◆ TAKENLIJST ◆
**A.** Neem uit het artikel over burgerschapsonderwijs letterlijk het gedeelte over dat loopt van "Burgerschap puzzel voor" tot en met "Vliegenthart in discussie.".
**B.** Beantwoord aan de hand van het artikel over burgerschapsonderwijs de volgende vragen:
(i) Bij welk evenement gingen de drie sprekers met elkaar in discussie?
(ii) Met wie worden Nederlandse jongeren tussen de veertien en zestien vergeleken wat hun kennis van de politiek betreft?
(iii) In welke onderwijstypen is volgens Nieuwelink zeker te zien dat scholen weinig aan burgerschapsonderwijs doen?
**C.** Vat het artikel over burgerschapsonderwijs samen in twee zinnen.

◆ DOCUMENTFRAGMENT ◆
___

Burgerschap puzzel voor docenten

Nieuws | de redactie
7 maart 2017 | Jongeren lijken steeds minder politiek betrokken. Hoe ga je in de klas het gesprek aan over onderwerpen als democratie en burgerschap? Bij het CollegeCafé van FLOOR HvA gingen PvdA-raadslid en docent Sofyan Mbarki, HvA-docent en onderzoek Hessel Nieuwelink en hoogleraar Rens Vliegenthart in discussie.

Hessel Nieuwelink doet onderzoek naar de ontwikkeling van democratische gezindheid onder jongeren. Daarnaast is hij docent bij de HvA-lerarenopleiding maatschappijleer. “Je ziet dat jongeren tussen de veertien en zestien in Nederland minder kennis van de politiek hebben dan hun leeftijdgenoten in andere Europese landen,” vertelt Nieuwelink. “Wat daarbij opvalt is dat de kennis van en participatie in politiek in Nederland zeer ongelijk is verdeeld. Het sociaal milieu waar jongeren vandaan komen is zeer bepalend.”

Een lastig politiek systeem

Rens Vliegenthart nuanceert. “Politieke kennis meten en vergelijken tussen landen is methodologisch wel tricky. Het Nederlandse politieke systeem is gewoon een best lastig systeem dat wel even tijd vergt om goed uit te leggen.”

Nieuwelink erkent dat, maar het neemt niet weg dat er een belangrijke rol lijkt weggelegd voor de school en de docent in de burgerschapsvorming van jongeren. “De school doet er toe en in Nederland doen scholen toch niet zo veel aan burgerschapsonderwijs. Dat zie je zeker in het vmbo en het mbo.”

___

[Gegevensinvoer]
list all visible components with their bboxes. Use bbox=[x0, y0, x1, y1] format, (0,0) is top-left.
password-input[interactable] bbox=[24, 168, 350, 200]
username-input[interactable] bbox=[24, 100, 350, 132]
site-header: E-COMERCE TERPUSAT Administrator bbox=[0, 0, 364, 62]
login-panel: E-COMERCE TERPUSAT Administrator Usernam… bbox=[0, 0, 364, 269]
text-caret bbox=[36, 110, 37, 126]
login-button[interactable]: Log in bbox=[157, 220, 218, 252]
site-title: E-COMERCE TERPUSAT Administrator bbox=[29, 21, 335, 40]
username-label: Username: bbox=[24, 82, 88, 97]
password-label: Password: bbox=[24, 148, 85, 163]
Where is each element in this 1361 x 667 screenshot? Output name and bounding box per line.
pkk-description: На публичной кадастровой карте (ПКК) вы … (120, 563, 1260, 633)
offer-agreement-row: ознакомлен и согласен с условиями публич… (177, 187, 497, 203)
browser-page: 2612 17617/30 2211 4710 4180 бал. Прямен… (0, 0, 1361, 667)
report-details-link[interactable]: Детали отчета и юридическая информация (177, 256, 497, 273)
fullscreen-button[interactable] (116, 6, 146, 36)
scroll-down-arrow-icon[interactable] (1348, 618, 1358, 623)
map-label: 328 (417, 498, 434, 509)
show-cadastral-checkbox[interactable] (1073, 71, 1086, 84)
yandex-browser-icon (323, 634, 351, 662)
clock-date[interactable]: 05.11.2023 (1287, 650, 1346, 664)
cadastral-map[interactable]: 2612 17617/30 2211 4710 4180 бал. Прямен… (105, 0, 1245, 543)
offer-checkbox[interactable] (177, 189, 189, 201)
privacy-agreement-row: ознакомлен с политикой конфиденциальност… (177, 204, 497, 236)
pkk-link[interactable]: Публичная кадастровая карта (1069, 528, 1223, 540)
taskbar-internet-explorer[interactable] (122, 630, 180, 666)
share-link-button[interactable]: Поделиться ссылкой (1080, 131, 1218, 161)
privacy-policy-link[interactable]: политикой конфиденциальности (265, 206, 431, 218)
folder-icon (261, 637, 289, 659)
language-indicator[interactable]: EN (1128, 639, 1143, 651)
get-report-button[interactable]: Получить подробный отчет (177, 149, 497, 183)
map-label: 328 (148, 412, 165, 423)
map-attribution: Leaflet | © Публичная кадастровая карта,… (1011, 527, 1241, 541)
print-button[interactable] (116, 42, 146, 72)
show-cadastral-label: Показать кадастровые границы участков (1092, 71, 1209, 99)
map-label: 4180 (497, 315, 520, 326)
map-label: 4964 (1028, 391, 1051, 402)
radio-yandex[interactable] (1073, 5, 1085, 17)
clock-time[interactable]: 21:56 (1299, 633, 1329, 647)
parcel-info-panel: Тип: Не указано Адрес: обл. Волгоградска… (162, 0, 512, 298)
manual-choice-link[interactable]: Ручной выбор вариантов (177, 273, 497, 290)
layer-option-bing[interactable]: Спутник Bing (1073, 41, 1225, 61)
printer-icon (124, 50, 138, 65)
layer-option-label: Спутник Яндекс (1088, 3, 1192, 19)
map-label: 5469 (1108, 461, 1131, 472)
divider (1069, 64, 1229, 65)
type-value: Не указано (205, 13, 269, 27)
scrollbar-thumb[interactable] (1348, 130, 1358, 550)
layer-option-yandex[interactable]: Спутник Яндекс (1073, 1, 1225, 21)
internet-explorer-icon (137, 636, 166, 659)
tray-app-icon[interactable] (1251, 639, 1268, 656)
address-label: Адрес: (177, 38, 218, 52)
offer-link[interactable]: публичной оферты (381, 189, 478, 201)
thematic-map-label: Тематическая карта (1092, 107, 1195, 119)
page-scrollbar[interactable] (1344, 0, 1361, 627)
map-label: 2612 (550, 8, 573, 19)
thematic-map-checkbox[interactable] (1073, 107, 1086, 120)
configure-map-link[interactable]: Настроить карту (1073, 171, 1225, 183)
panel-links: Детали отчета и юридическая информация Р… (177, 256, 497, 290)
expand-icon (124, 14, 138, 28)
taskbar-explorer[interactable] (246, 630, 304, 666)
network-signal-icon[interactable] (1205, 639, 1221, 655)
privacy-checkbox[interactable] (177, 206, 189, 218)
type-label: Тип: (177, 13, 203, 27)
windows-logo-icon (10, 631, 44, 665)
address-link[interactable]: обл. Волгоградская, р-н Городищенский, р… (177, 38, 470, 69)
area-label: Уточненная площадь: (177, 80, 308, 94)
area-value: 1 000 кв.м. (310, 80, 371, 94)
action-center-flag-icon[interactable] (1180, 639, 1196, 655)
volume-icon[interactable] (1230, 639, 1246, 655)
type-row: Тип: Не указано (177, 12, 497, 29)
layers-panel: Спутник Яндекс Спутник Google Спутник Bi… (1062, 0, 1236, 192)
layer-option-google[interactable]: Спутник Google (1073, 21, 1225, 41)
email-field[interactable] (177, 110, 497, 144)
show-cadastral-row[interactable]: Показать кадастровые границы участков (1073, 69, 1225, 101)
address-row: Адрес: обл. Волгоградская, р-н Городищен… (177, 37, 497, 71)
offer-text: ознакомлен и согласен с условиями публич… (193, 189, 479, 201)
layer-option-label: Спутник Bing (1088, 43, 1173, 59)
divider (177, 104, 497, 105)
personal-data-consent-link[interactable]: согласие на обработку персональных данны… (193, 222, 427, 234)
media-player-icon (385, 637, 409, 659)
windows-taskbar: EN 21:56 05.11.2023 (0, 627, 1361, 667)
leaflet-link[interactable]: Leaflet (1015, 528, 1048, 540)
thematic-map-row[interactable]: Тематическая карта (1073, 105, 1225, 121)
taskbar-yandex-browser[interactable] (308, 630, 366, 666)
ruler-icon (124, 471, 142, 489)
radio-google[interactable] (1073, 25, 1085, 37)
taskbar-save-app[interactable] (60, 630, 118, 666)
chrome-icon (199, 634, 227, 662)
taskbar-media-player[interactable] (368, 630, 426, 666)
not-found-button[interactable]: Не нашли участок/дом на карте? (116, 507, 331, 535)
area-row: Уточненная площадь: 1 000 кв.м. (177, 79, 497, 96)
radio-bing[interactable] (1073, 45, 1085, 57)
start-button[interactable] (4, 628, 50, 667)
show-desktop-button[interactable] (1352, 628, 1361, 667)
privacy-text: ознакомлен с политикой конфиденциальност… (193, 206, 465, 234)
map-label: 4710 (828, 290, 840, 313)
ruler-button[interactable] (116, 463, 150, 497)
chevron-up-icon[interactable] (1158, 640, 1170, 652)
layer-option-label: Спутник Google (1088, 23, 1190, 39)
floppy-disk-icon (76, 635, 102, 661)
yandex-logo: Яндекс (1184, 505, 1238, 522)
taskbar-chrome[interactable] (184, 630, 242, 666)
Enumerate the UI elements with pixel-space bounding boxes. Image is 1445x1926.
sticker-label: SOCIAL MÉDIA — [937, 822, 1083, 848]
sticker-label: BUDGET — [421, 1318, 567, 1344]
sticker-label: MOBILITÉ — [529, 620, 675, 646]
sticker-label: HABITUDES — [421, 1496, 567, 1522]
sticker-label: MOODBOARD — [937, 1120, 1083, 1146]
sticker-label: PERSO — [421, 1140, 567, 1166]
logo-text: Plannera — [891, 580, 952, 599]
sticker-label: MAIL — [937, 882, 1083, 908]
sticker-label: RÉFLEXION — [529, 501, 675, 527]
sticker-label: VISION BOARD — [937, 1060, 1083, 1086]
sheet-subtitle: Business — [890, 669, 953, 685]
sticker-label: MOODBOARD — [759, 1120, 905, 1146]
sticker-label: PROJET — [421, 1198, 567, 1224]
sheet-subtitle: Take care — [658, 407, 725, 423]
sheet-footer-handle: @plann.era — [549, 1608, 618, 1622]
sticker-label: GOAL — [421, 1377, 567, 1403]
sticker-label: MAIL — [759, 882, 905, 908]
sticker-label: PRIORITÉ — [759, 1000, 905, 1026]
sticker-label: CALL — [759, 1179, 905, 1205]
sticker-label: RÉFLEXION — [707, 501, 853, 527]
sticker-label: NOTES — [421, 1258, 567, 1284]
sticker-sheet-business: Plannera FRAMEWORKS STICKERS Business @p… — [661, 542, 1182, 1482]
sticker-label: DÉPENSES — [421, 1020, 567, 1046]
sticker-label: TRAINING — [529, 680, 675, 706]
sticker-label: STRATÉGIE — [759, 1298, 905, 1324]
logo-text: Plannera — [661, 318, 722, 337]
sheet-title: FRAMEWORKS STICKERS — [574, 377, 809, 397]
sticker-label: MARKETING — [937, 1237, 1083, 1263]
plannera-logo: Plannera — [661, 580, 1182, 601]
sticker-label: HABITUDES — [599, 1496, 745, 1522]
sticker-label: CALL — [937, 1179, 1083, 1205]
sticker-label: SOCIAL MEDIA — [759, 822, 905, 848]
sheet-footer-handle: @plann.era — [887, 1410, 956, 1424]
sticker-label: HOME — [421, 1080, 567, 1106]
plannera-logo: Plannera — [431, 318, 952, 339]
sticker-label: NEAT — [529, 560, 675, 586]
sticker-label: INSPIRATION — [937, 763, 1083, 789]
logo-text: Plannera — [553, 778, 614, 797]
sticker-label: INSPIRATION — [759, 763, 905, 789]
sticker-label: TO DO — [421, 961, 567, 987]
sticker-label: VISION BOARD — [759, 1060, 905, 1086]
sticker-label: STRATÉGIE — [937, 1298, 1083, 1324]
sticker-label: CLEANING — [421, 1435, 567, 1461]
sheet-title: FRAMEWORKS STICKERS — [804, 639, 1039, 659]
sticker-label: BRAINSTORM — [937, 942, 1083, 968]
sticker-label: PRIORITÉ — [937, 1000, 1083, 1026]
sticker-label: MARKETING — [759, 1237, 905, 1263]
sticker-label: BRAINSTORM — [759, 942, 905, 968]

___

◆ VERWACHTE UITVOER ◆
**A.**
Burgerschap puzzel voor docenten

Nieuws | de redactie
7 maart 2017 | Jongeren lijken steeds minder politiek betrokken. Hoe ga je in de klas het gesprek aan over onderwerpen als democratie en burgerschap? Bij het CollegeCafé van FLOOR HvA gingen PvdA-raadslid en docent Sofyan Mbarki, HvA-docent en onderzoek Hessel Nieuwelink en hoogleraar Rens Vliegenthart in discussie.

**B.**
(i) Bij het CollegeCafé van FLOOR HvA.
(ii) Met hun leeftijdgenoten in andere Europese landen.
(iii) In het vmbo en het mbo.

**C.** Tijdens het CollegeCafé van FLOOR HvA discussieerden Sofyan Mbarki, Hessel Nieuwelink en Rens Vliegenthart over de vraag hoe docenten in de klas het gesprek over democratie en burgerschap kunnen aangaan, nu jongeren steeds minder politiek betrokken lijken. Nieuwelink stelt dat Nederlandse jongeren van veertien tot zestien minder politieke kennis hebben dan leeftijdgenoten in andere Europese landen en dat scholen, vooral in het vmbo en het mbo, weinig aan burgerschapsonderwijs doen, terwijl Vliegenthart opmerkt dat zulke vergelijkingen methodologisch lastig zijn en dat het Nederlandse politieke systeem moeilijk uit te leggen is.